■ INFORMATION SUPPLIED
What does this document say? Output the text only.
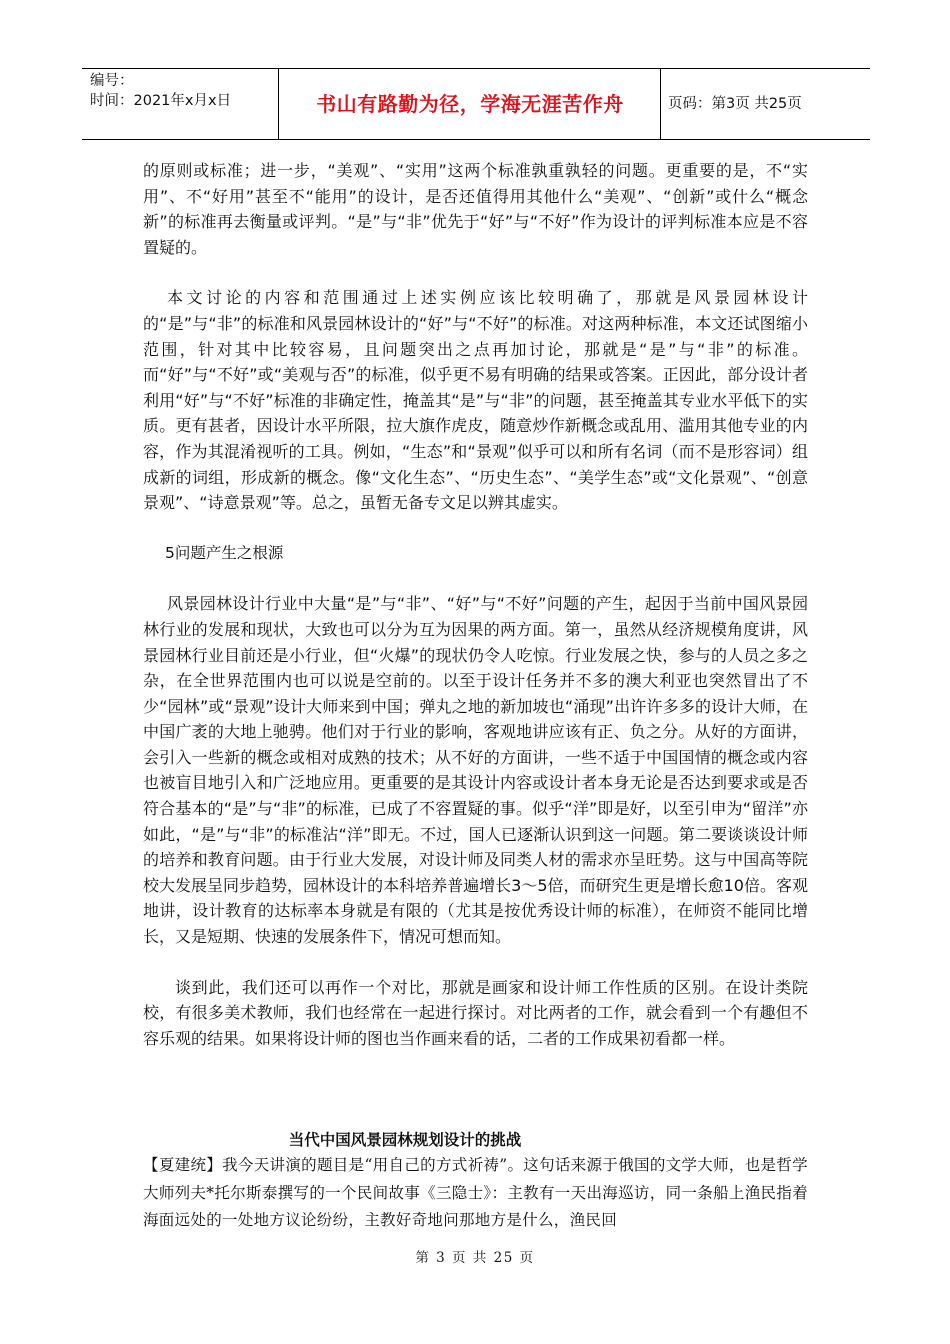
编号：
时间：2021年x月x日	书山有路勤为径，学海无涯苦作舟	页码：第3页 共25页

的原则或标准；进一步，“美观”、“实用”这两个标准孰重孰轻的问题。更重要的是，不“实用”、不“好用”甚至不“能用”的设计，是否还值得用其他什么“美观”、“创新”或什么“概念新”的标准再去衡量或评判。“是”与“非”优先于“好”与“不好”作为设计的评判标准本应是不容置疑的。

本文讨论的内容和范围通过上述实例应该比较明确了，那就是风景园林设计的“是”与“非”的标准和风景园林设计的“好”与“不好”的标准。对这两种标准，本文还试图缩小范围，针对其中比较容易，且问题突出之点再加讨论，那就是“是”与“非”的标准。而“好”与“不好”或“美观与否”的标准，似乎更不易有明确的结果或答案。正因此，部分设计者利用“好”与“不好”标准的非确定性，掩盖其“是”与“非”的问题，甚至掩盖其专业水平低下的实质。更有甚者，因设计水平所限，拉大旗作虎皮，随意炒作新概念或乱用、滥用其他专业的内容，作为其混淆视听的工具。例如，“生态”和“景观”似乎可以和所有名词（而不是形容词）组成新的词组，形成新的概念。像“文化生态”、“历史生态”、“美学生态”或“文化景观”、“创意景观”、“诗意景观”等。总之，虽暂无备专文足以辨其虚实。

5问题产生之根源

风景园林设计行业中大量“是”与“非”、“好”与“不好”问题的产生，起因于当前中国风景园林行业的发展和现状，大致也可以分为互为因果的两方面。第一，虽然从经济规模角度讲，风景园林行业目前还是小行业，但“火爆”的现状仍令人吃惊。行业发展之快，参与的人员之多之杂，在全世界范围内也可以说是空前的。以至于设计任务并不多的澳大利亚也突然冒出了不少“园林”或“景观”设计大师来到中国；弹丸之地的新加坡也“涌现”出许许多多的设计大师，在中国广袤的大地上驰骋。他们对于行业的影响，客观地讲应该有正、负之分。从好的方面讲，会引入一些新的概念或相对成熟的技术；从不好的方面讲，一些不适于中国国情的概念或内容也被盲目地引入和广泛地应用。更重要的是其设计内容或设计者本身无论是否达到要求或是否符合基本的“是”与“非”的标准，已成了不容置疑的事。似乎“洋”即是好，以至引申为“留洋”亦如此，“是”与“非”的标准沾“洋”即无。不过，国人已逐渐认识到这一问题。第二要谈谈设计师的培养和教育问题。由于行业大发展，对设计师及同类人材的需求亦呈旺势。这与中国高等院校大发展呈同步趋势，园林设计的本科培养普遍增长3～5倍，而研究生更是增长愈10倍。客观地讲，设计教育的达标率本身就是有限的（尤其是按优秀设计师的标准），在师资不能同比增长，又是短期、快速的发展条件下，情况可想而知。

谈到此，我们还可以再作一个对比，那就是画家和设计师工作性质的区别。在设计类院校，有很多美术教师，我们也经常在一起进行探讨。对比两者的工作，就会看到一个有趣但不容乐观的结果。如果将设计师的图也当作画来看的话，二者的工作成果初看都一样。

当代中国风景园林规划设计的挑战

【夏建统】我今天讲演的题目是“用自己的方式祈祷”。这句话来源于俄国的文学大师，也是哲学大师列夫*托尔斯泰撰写的一个民间故事《三隐士》：主教有一天出海巡访，同一条船上渔民指着海面远处的一处地方议论纷纷，主教好奇地问那地方是什么，渔民回

第 3 页 共 25 页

■ WORK TO COMPLETE
Would you mind returning each entry above word for word, skipping the images?

■ EXERCISE ANSWER
What does this document say? Output the text only.
编号：
时间：2021年x月x日	书山有路勤为径，学海无涯苦作舟	页码：第3页 共25页

的原则或标准；进一步，“美观”、“实用”这两个标准孰重孰轻的问题。更重要的是，不“实用”、不“好用”甚至不“能用”的设计，是否还值得用其他什么“美观”、“创新”或什么“概念新”的标准再去衡量或评判。“是”与“非”优先于“好”与“不好”作为设计的评判标准本应是不容置疑的。

本文讨论的内容和范围通过上述实例应该比较明确了，那就是风景园林设计的“是”与“非”的标准和风景园林设计的“好”与“不好”的标准。对这两种标准，本文还试图缩小范围，针对其中比较容易，且问题突出之点再加讨论，那就是“是”与“非”的标准。而“好”与“不好”或“美观与否”的标准，似乎更不易有明确的结果或答案。正因此，部分设计者利用“好”与“不好”标准的非确定性，掩盖其“是”与“非”的问题，甚至掩盖其专业水平低下的实质。更有甚者，因设计水平所限，拉大旗作虎皮，随意炒作新概念或乱用、滥用其他专业的内容，作为其混淆视听的工具。例如，“生态”和“景观”似乎可以和所有名词（而不是形容词）组成新的词组，形成新的概念。像“文化生态”、“历史生态”、“美学生态”或“文化景观”、“创意景观”、“诗意景观”等。总之，虽暂无备专文足以辨其虚实。

5问题产生之根源

风景园林设计行业中大量“是”与“非”、“好”与“不好”问题的产生，起因于当前中国风景园林行业的发展和现状，大致也可以分为互为因果的两方面。第一，虽然从经济规模角度讲，风景园林行业目前还是小行业，但“火爆”的现状仍令人吃惊。行业发展之快，参与的人员之多之杂，在全世界范围内也可以说是空前的。以至于设计任务并不多的澳大利亚也突然冒出了不少“园林”或“景观”设计大师来到中国；弹丸之地的新加坡也“涌现”出许许多多的设计大师，在中国广袤的大地上驰骋。他们对于行业的影响，客观地讲应该有正、负之分。从好的方面讲，会引入一些新的概念或相对成熟的技术；从不好的方面讲，一些不适于中国国情的概念或内容也被盲目地引入和广泛地应用。更重要的是其设计内容或设计者本身无论是否达到要求或是否符合基本的“是”与“非”的标准，已成了不容置疑的事。似乎“洋”即是好，以至引申为“留洋”亦如此，“是”与“非”的标准沾“洋”即无。不过，国人已逐渐认识到这一问题。第二要谈谈设计师的培养和教育问题。由于行业大发展，对设计师及同类人材的需求亦呈旺势。这与中国高等院校大发展呈同步趋势，园林设计的本科培养普遍增长3～5倍，而研究生更是增长愈10倍。客观地讲，设计教育的达标率本身就是有限的（尤其是按优秀设计师的标准），在师资不能同比增长，又是短期、快速的发展条件下，情况可想而知。

谈到此，我们还可以再作一个对比，那就是画家和设计师工作性质的区别。在设计类院校，有很多美术教师，我们也经常在一起进行探讨。对比两者的工作，就会看到一个有趣但不容乐观的结果。如果将设计师的图也当作画来看的话，二者的工作成果初看都一样。

当代中国风景园林规划设计的挑战

【夏建统】我今天讲演的题目是“用自己的方式祈祷”。这句话来源于俄国的文学大师，也是哲学大师列夫*托尔斯泰撰写的一个民间故事《三隐士》：主教有一天出海巡访，同一条船上渔民指着海面远处的一处地方议论纷纷，主教好奇地问那地方是什么，渔民回

第 3 页 共 25 页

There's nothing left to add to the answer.